**YOUR OBJECTIVE**.
Copy these lines word for word, starting at the first line and ending at the line that contains "legend-item-1000fth: 1000fth, 1828m", with both ends included.

(Listings of boxed layout items)
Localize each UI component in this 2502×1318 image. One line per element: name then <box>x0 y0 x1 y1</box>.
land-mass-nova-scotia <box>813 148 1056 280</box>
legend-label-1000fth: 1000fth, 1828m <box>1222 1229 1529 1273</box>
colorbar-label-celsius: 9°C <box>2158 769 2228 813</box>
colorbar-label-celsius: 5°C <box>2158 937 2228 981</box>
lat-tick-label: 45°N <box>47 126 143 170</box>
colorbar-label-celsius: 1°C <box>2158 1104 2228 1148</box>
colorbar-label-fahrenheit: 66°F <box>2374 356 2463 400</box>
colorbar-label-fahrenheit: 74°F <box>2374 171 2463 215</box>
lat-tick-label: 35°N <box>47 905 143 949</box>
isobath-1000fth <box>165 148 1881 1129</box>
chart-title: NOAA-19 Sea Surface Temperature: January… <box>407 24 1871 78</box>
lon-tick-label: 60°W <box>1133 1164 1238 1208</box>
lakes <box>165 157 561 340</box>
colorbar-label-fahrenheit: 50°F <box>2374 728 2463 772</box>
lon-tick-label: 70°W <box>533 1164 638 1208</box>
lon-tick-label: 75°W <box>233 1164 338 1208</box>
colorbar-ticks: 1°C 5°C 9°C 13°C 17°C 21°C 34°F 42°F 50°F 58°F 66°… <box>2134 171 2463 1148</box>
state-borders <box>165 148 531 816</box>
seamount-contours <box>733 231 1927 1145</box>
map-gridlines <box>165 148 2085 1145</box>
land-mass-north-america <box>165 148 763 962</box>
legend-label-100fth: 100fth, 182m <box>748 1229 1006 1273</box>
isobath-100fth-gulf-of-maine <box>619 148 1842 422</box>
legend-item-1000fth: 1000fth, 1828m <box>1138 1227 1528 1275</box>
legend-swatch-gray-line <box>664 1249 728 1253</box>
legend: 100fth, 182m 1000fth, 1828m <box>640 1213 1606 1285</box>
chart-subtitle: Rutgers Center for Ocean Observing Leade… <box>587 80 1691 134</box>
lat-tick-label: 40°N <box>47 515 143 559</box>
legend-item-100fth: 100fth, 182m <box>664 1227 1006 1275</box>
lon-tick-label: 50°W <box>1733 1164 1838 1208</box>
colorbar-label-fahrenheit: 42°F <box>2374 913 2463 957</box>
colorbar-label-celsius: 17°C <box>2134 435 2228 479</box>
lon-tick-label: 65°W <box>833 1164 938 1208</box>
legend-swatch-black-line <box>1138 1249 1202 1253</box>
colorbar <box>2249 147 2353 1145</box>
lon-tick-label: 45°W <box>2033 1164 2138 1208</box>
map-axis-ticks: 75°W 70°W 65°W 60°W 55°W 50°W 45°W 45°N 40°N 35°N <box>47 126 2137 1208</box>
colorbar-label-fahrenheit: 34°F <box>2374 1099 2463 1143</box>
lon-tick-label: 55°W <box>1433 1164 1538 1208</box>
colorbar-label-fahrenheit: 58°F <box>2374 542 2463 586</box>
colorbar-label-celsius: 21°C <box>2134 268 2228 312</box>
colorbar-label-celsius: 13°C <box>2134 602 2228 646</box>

**RESULT OF THIS EXERCISE**.
Localize each UI component in this 2502×1318 image. One line per element: name then <box>x0 y0 x1 y1</box>.
land-mass-nova-scotia <box>813 148 1056 280</box>
legend-label-1000fth: 1000fth, 1828m <box>1222 1229 1529 1273</box>
colorbar-label-celsius: 9°C <box>2158 769 2228 813</box>
colorbar-label-celsius: 5°C <box>2158 937 2228 981</box>
lat-tick-label: 45°N <box>47 126 143 170</box>
colorbar-label-celsius: 1°C <box>2158 1104 2228 1148</box>
colorbar-label-fahrenheit: 66°F <box>2374 356 2463 400</box>
colorbar-label-fahrenheit: 74°F <box>2374 171 2463 215</box>
lat-tick-label: 35°N <box>47 905 143 949</box>
isobath-1000fth <box>165 148 1881 1129</box>
chart-title: NOAA-19 Sea Surface Temperature: January… <box>407 24 1871 78</box>
lon-tick-label: 60°W <box>1133 1164 1238 1208</box>
lakes <box>165 157 561 340</box>
colorbar-label-fahrenheit: 50°F <box>2374 728 2463 772</box>
lon-tick-label: 70°W <box>533 1164 638 1208</box>
lon-tick-label: 75°W <box>233 1164 338 1208</box>
colorbar-ticks: 1°C 5°C 9°C 13°C 17°C 21°C 34°F 42°F 50°F 58°F 66°… <box>2134 171 2463 1148</box>
state-borders <box>165 148 531 816</box>
seamount-contours <box>733 231 1927 1145</box>
map-gridlines <box>165 148 2085 1145</box>
land-mass-north-america <box>165 148 763 962</box>
legend-label-100fth: 100fth, 182m <box>748 1229 1006 1273</box>
isobath-100fth-gulf-of-maine <box>619 148 1842 422</box>
legend-item-1000fth: 1000fth, 1828m <box>1138 1227 1528 1275</box>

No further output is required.